Start of SUPPLIED ENTRIES

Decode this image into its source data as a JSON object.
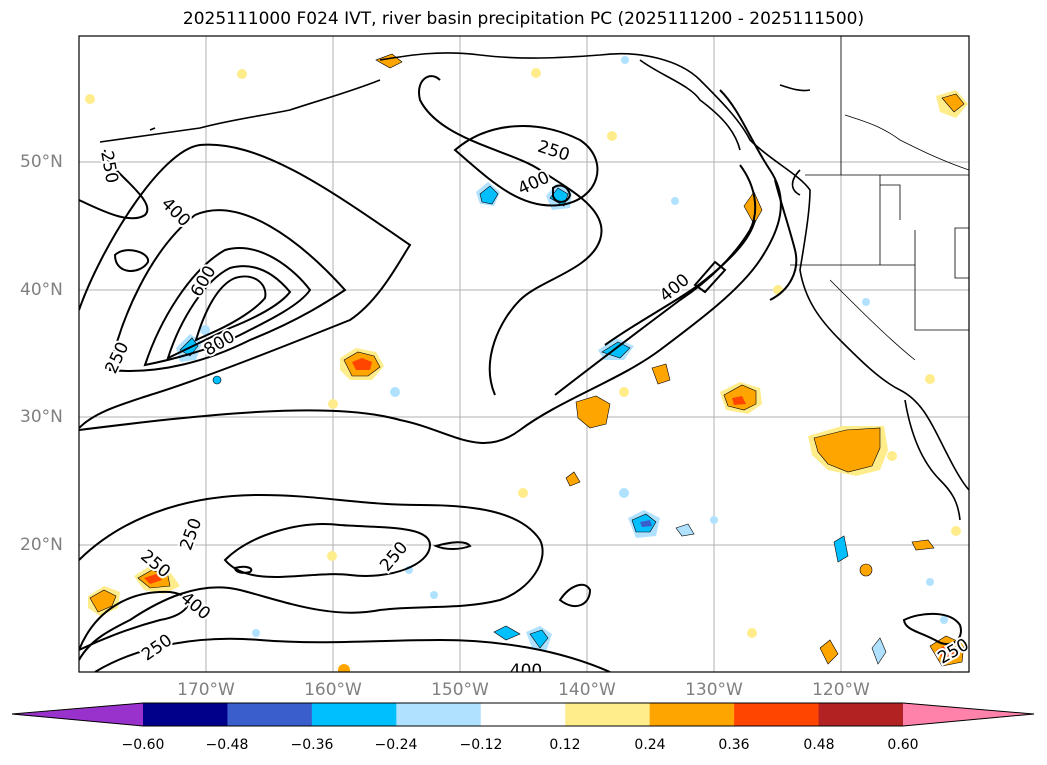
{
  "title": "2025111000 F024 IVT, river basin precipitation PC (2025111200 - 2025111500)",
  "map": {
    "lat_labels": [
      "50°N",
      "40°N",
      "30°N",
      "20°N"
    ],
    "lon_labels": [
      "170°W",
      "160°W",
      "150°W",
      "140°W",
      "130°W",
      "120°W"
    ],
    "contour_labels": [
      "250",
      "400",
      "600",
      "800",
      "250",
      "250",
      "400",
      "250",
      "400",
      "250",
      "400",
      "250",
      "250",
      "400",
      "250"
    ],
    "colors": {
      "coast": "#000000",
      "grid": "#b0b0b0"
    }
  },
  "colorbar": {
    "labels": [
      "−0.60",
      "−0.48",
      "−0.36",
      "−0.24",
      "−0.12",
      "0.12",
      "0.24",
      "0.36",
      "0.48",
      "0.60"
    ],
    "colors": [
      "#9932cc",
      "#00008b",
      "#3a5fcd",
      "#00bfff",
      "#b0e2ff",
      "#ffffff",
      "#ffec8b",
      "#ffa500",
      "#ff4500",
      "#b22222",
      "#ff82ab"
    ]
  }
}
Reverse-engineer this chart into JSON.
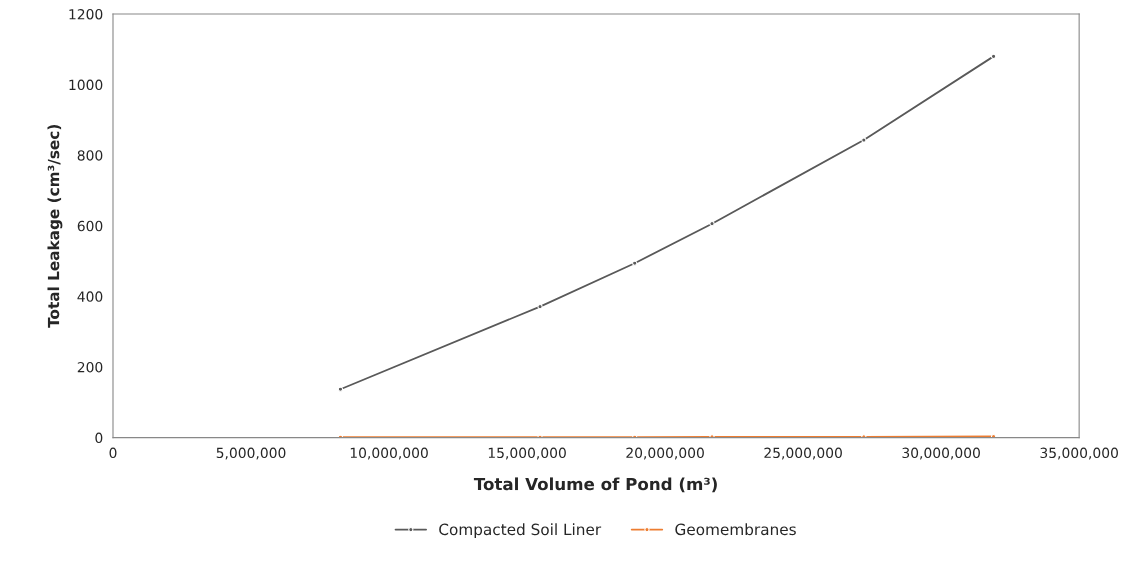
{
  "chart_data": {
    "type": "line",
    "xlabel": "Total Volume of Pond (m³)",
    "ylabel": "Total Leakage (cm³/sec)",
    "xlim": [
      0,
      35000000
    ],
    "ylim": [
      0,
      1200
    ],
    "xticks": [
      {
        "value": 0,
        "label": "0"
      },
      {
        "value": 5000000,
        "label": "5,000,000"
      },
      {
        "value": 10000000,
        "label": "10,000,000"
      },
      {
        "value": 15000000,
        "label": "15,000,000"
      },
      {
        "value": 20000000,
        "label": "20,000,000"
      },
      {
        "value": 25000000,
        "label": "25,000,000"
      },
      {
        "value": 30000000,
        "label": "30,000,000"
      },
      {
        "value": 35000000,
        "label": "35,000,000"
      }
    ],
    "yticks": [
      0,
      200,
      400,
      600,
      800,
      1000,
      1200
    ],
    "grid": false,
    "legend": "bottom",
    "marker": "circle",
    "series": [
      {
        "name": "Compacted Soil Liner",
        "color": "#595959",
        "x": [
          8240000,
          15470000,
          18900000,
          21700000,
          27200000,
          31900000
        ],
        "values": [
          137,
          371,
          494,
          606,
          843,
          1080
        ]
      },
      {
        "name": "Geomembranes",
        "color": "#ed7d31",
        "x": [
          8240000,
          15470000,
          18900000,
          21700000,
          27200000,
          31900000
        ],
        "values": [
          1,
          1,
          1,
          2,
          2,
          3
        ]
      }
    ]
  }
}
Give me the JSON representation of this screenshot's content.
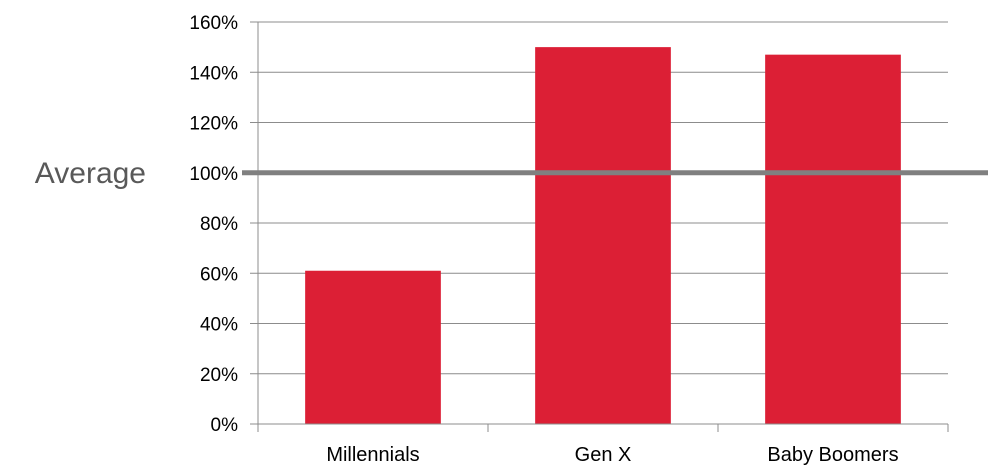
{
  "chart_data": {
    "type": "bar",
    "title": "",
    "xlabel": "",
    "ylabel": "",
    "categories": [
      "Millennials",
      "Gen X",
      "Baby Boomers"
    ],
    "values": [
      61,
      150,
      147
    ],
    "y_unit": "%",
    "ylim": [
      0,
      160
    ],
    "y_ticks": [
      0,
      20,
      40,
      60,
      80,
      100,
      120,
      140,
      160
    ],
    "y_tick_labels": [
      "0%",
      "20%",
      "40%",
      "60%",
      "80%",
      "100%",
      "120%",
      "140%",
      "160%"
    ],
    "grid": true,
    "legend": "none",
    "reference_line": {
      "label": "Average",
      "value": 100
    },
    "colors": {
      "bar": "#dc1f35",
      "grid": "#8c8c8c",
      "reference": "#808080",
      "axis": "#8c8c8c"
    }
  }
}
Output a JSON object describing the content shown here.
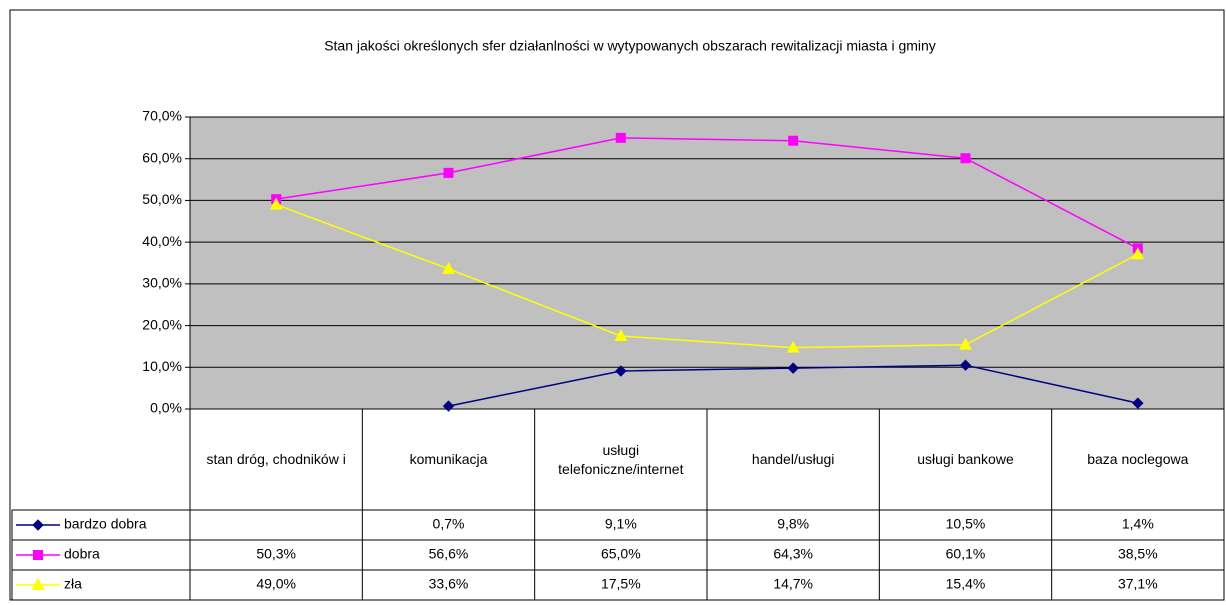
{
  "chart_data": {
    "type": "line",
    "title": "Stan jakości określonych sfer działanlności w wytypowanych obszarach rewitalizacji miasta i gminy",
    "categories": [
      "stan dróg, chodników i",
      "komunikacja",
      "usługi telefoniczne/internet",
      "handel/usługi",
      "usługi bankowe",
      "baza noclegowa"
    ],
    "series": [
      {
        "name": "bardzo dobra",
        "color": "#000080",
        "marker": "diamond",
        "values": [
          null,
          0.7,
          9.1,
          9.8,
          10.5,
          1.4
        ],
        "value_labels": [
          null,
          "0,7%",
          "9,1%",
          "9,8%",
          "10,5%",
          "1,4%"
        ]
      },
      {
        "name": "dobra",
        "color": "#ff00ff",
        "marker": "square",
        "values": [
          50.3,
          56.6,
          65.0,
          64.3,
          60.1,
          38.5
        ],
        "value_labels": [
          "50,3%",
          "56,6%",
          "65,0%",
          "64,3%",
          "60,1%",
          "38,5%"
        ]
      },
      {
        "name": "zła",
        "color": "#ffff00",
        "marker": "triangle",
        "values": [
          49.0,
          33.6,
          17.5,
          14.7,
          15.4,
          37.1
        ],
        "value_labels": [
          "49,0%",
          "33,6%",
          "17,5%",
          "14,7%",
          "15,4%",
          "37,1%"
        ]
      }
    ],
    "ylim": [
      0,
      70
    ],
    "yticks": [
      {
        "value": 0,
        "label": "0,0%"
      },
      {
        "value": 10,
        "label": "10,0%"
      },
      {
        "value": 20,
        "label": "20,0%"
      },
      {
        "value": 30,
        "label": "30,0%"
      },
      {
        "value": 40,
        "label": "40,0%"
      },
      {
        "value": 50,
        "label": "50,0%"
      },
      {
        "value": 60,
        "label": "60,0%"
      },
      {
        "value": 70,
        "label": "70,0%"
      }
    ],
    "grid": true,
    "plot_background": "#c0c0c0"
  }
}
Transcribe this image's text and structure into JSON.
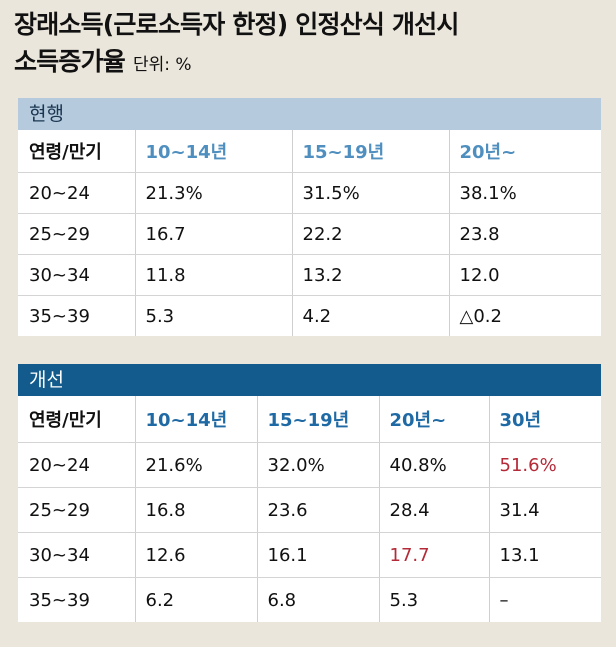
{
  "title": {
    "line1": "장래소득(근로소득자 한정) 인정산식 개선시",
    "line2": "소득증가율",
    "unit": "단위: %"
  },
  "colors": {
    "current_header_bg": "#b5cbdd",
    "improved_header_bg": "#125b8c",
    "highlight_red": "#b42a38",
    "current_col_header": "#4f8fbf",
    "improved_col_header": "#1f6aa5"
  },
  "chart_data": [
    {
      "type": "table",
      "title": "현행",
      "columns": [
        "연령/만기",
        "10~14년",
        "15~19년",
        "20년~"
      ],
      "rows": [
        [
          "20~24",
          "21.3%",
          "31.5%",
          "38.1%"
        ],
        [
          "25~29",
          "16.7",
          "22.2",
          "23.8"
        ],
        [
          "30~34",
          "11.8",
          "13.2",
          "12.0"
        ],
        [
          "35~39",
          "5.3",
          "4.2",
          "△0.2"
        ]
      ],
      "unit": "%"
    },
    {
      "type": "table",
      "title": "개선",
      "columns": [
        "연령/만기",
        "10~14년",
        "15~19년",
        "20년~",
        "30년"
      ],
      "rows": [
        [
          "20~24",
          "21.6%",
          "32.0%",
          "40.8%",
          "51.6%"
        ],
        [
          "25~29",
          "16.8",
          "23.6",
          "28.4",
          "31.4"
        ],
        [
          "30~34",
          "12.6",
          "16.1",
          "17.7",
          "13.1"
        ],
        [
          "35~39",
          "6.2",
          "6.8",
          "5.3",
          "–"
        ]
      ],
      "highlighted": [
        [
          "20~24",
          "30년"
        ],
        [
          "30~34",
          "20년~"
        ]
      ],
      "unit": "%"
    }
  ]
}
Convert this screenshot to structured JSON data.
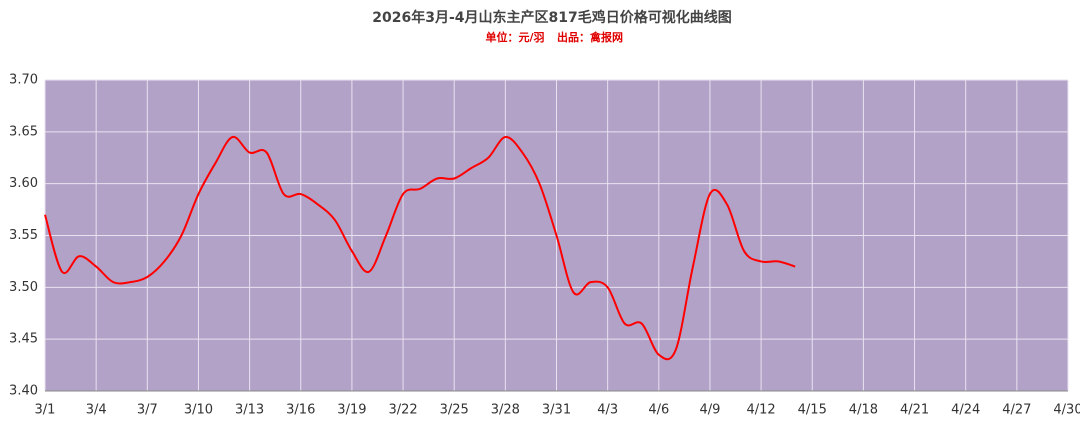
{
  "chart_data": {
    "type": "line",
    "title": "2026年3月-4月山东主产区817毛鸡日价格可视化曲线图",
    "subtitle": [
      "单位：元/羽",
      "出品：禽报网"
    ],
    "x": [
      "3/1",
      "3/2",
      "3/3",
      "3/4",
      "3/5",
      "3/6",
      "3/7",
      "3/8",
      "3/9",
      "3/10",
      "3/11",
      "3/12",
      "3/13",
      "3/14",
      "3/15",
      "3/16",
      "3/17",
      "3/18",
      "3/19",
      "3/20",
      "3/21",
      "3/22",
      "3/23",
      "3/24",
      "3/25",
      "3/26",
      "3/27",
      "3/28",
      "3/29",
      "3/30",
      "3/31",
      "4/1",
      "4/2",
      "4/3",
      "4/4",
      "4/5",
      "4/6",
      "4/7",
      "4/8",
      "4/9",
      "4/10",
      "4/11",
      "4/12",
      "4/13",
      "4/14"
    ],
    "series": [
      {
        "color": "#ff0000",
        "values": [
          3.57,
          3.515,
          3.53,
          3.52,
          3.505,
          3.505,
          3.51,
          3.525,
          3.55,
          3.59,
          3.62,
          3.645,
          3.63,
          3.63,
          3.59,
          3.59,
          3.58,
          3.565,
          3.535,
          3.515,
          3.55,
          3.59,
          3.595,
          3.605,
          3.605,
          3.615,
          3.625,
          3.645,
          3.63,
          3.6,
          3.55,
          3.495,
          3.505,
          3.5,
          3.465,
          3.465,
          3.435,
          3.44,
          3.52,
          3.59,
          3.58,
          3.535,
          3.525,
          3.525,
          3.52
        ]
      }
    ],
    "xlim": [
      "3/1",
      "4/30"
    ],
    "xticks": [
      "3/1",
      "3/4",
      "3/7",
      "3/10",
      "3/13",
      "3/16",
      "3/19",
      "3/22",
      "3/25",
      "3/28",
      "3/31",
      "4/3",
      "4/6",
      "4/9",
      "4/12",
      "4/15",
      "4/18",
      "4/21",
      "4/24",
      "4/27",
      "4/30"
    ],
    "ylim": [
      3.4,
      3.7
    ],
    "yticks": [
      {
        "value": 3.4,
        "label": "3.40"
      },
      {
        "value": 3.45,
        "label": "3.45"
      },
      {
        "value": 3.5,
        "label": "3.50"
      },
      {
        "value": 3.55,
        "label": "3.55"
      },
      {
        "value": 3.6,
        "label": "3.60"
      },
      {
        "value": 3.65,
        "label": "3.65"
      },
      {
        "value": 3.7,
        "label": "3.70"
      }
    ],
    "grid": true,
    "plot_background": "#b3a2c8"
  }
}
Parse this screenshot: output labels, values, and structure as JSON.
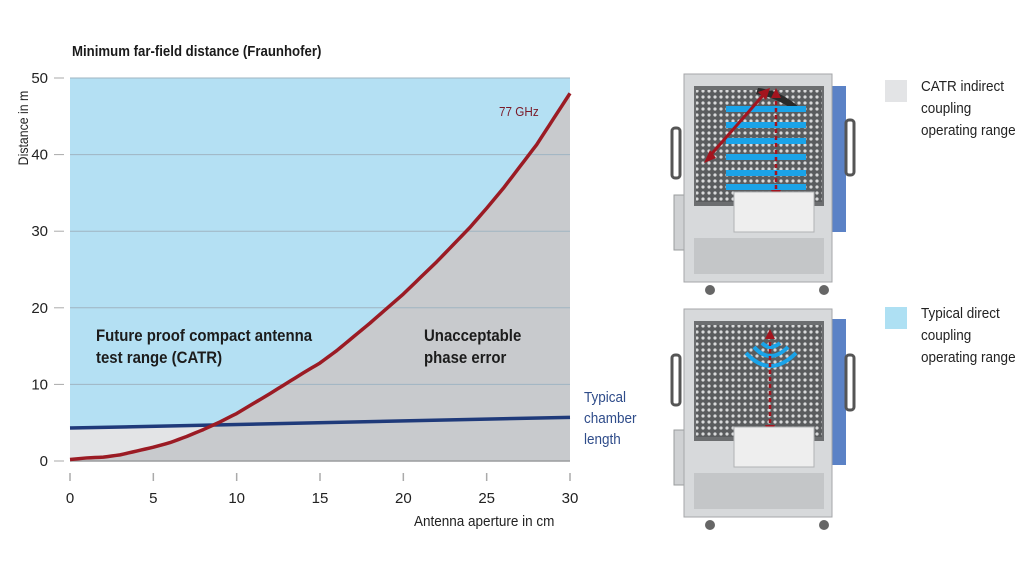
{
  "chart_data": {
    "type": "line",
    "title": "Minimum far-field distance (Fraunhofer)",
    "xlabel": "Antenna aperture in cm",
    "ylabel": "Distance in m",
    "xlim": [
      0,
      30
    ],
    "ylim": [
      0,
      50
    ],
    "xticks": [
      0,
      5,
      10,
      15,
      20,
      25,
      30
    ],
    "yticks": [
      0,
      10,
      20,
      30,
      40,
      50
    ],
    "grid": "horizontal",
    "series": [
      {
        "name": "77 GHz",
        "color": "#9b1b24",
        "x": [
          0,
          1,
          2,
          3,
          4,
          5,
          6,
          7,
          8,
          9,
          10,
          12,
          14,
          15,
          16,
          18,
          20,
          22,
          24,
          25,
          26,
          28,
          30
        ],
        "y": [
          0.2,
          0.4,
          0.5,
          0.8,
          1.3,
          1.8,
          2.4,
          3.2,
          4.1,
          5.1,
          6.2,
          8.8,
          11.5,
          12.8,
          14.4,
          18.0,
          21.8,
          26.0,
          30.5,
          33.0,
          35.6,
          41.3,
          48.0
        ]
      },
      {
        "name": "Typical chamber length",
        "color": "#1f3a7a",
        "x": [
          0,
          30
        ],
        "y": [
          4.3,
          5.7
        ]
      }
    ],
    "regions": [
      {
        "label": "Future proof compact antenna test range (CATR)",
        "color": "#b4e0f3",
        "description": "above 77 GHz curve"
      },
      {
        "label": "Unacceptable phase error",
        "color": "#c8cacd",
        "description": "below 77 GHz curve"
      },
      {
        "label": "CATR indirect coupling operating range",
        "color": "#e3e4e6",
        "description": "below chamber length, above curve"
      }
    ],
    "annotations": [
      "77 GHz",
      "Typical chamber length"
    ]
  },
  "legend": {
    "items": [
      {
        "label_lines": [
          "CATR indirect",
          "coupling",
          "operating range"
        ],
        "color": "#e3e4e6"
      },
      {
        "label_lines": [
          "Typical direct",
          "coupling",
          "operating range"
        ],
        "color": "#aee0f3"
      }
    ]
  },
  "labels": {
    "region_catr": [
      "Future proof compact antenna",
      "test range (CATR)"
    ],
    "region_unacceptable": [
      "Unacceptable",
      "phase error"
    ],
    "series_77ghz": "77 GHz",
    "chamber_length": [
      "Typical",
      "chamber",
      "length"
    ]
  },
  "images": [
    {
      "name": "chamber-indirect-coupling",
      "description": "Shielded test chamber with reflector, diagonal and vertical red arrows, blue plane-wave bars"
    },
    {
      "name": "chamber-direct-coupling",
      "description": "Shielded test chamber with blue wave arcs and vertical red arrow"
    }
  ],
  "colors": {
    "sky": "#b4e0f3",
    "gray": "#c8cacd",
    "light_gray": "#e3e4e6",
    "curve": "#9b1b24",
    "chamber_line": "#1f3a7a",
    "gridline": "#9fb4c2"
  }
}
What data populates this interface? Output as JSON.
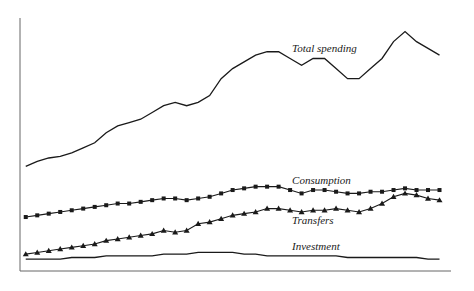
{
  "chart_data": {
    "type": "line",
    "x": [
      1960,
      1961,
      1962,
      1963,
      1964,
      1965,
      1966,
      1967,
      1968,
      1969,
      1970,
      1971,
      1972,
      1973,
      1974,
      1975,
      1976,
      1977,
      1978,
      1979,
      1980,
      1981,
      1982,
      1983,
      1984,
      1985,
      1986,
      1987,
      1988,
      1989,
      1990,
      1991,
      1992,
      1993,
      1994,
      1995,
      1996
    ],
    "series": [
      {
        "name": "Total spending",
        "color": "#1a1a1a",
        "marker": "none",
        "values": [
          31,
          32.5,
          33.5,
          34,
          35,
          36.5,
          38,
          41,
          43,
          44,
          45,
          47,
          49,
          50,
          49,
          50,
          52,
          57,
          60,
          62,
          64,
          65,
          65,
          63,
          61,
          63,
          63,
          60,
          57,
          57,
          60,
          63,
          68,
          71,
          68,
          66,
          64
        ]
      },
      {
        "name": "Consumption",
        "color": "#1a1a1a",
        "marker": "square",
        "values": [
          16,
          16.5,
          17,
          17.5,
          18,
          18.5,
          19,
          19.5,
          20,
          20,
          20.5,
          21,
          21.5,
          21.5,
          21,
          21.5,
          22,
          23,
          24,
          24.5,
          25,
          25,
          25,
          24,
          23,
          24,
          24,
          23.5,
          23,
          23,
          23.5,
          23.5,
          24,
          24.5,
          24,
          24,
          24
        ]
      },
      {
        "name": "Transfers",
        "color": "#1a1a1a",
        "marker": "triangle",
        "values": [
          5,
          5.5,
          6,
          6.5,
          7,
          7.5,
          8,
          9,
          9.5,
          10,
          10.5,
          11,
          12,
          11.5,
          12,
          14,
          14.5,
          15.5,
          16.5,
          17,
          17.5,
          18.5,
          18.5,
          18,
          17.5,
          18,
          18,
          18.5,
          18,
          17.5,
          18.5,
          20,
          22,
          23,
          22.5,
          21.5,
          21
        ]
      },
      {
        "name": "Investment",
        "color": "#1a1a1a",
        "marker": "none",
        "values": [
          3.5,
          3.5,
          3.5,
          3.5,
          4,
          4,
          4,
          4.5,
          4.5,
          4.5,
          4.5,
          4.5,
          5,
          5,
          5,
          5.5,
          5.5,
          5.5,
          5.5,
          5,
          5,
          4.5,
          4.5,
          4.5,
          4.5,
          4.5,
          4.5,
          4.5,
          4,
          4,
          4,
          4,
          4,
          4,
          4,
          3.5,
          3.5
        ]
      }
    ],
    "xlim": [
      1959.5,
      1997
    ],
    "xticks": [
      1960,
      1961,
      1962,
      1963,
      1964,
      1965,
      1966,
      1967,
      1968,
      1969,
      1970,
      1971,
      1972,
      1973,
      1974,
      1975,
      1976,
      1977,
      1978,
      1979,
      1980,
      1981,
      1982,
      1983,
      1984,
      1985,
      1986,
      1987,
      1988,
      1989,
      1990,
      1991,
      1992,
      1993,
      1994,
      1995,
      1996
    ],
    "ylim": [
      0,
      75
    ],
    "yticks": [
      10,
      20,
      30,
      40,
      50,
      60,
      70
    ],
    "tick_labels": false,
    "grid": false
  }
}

End of SUPPLIED ENTRIES

- [PROBLEM TO SOLVE]:
Collect every line above that contains the word "screenshot".

- [COMPLETED TASK]:
Give me the JSON representation of this screenshot's content.
Convert this screenshot to structured JSON data.
Parse this screenshot: output labels, values, and structure as JSON.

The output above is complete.